What is asked –
Return all the entries exactly, keeping pictures out.

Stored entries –
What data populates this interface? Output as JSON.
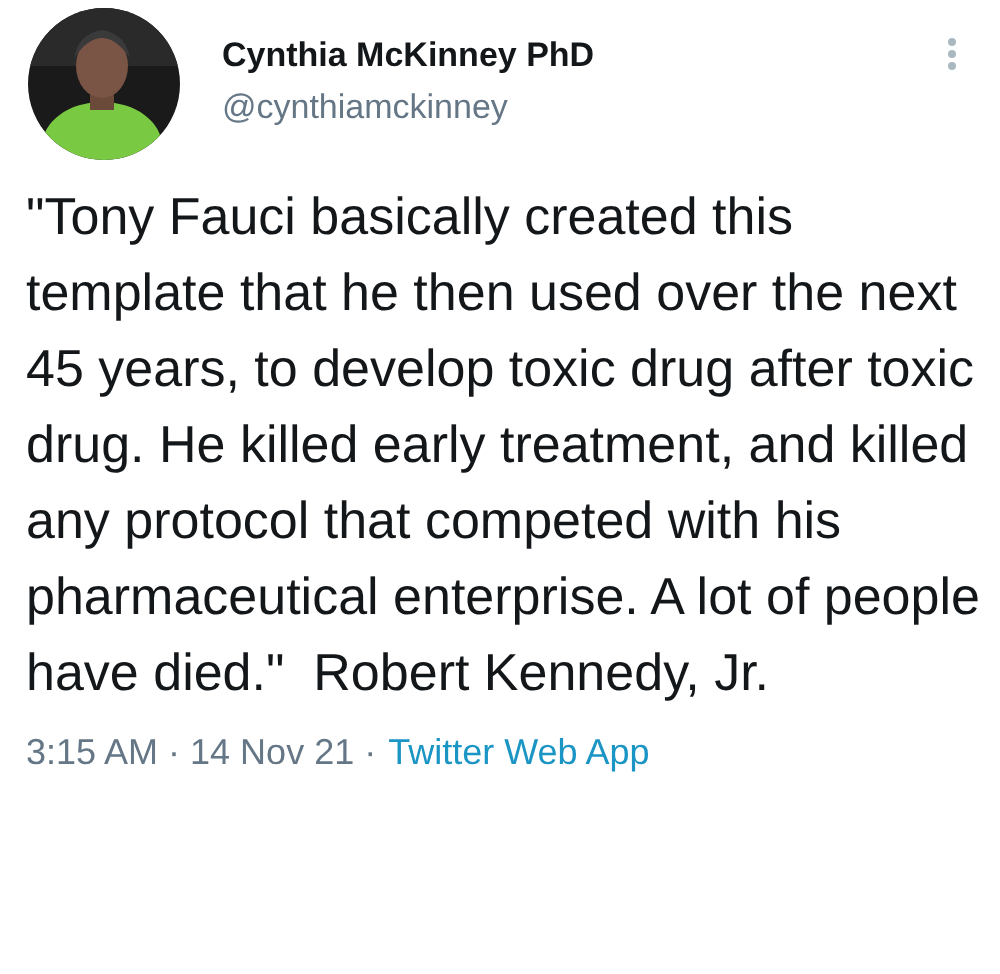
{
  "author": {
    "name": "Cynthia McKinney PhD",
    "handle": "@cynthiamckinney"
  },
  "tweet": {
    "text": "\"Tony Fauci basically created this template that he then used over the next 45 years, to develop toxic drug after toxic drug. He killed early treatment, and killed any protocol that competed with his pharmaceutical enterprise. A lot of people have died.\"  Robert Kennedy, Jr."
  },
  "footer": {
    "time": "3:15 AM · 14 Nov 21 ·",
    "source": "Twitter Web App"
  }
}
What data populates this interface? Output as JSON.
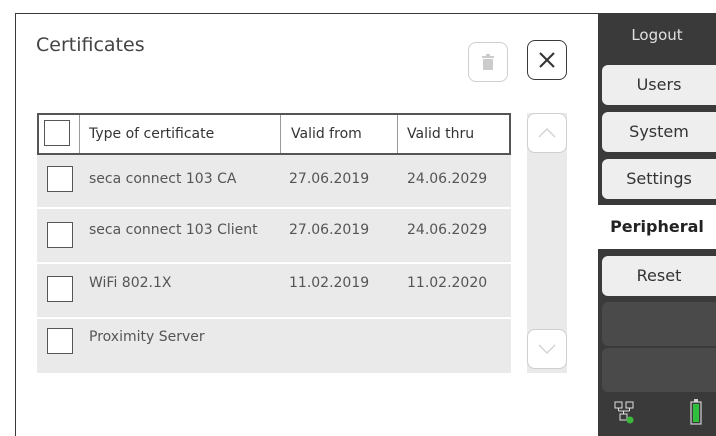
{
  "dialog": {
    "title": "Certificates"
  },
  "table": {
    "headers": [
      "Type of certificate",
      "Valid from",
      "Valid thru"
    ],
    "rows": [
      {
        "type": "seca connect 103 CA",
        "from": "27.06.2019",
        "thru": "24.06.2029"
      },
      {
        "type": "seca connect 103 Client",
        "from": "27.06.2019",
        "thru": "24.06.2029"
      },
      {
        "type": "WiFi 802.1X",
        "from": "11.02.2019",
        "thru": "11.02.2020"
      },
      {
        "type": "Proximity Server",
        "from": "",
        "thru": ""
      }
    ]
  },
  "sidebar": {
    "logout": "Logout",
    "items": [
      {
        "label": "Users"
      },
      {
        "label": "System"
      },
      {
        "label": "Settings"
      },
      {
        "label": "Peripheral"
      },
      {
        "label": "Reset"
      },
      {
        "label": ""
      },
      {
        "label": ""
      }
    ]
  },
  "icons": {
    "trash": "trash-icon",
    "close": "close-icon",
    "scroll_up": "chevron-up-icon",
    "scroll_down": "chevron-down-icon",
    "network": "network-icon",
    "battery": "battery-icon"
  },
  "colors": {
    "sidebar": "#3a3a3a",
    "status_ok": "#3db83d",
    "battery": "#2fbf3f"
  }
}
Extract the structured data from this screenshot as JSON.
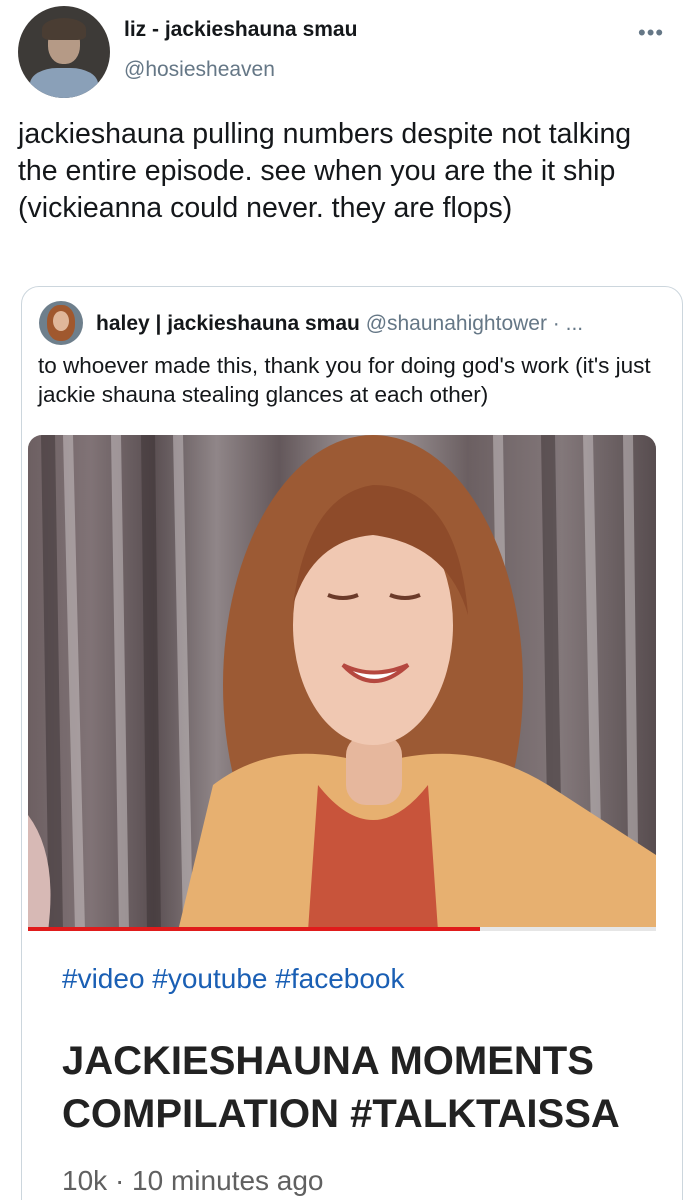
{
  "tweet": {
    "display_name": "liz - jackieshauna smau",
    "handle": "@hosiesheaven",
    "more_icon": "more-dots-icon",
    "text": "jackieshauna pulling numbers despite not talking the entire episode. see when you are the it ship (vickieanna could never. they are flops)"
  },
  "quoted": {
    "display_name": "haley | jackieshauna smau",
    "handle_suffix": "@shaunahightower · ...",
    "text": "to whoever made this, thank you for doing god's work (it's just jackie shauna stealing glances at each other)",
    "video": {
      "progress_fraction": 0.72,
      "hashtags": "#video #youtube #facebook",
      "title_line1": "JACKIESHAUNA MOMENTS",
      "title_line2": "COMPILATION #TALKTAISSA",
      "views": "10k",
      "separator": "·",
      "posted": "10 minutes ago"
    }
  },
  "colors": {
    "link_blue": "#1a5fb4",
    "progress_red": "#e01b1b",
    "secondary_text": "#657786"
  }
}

Reply –
What data populates this interface? Output as JSON.
{
  "author": {
    "name": "Cynthia McKinney PhD",
    "handle": "@cynthiamckinney"
  },
  "tweet": {
    "text": "\"Tony Fauci basically created this template that he then used over the next 45 years, to develop toxic drug after toxic drug. He killed early treatment, and killed any protocol that competed with his pharmaceutical enterprise. A lot of people have died.\"  Robert Kennedy, Jr."
  },
  "footer": {
    "time": "3:15 AM · 14 Nov 21 ·",
    "source": "Twitter Web App"
  }
}
What data populates this interface? Output as JSON.
{
  "dialog": {
    "title": "Certificates"
  },
  "table": {
    "headers": [
      "Type of certificate",
      "Valid from",
      "Valid thru"
    ],
    "rows": [
      {
        "type": "seca connect 103 CA",
        "from": "27.06.2019",
        "thru": "24.06.2029"
      },
      {
        "type": "seca connect 103 Client",
        "from": "27.06.2019",
        "thru": "24.06.2029"
      },
      {
        "type": "WiFi 802.1X",
        "from": "11.02.2019",
        "thru": "11.02.2020"
      },
      {
        "type": "Proximity Server",
        "from": "",
        "thru": ""
      }
    ]
  },
  "sidebar": {
    "logout": "Logout",
    "items": [
      {
        "label": "Users"
      },
      {
        "label": "System"
      },
      {
        "label": "Settings"
      },
      {
        "label": "Peripheral"
      },
      {
        "label": "Reset"
      },
      {
        "label": ""
      },
      {
        "label": ""
      }
    ]
  },
  "icons": {
    "trash": "trash-icon",
    "close": "close-icon",
    "scroll_up": "chevron-up-icon",
    "scroll_down": "chevron-down-icon",
    "network": "network-icon",
    "battery": "battery-icon"
  },
  "colors": {
    "sidebar": "#3a3a3a",
    "status_ok": "#3db83d",
    "battery": "#2fbf3f"
  }
}
Extract the structured data from this screenshot as JSON.
{
  "tweet": {
    "display_name": "liz - jackieshauna smau",
    "handle": "@hosiesheaven",
    "more_icon": "more-dots-icon",
    "text": "jackieshauna pulling numbers despite not talking the entire episode. see when you are the it ship (vickieanna could never. they are flops)"
  },
  "quoted": {
    "display_name": "haley | jackieshauna smau",
    "handle_suffix": "@shaunahightower · ...",
    "text": "to whoever made this, thank you for doing god's work (it's just jackie shauna stealing glances at each other)",
    "video": {
      "progress_fraction": 0.72,
      "hashtags": "#video #youtube #facebook",
      "title_line1": "JACKIESHAUNA MOMENTS",
      "title_line2": "COMPILATION #TALKTAISSA",
      "views": "10k",
      "separator": "·",
      "posted": "10 minutes ago"
    }
  },
  "colors": {
    "link_blue": "#1a5fb4",
    "progress_red": "#e01b1b",
    "secondary_text": "#657786"
  }
}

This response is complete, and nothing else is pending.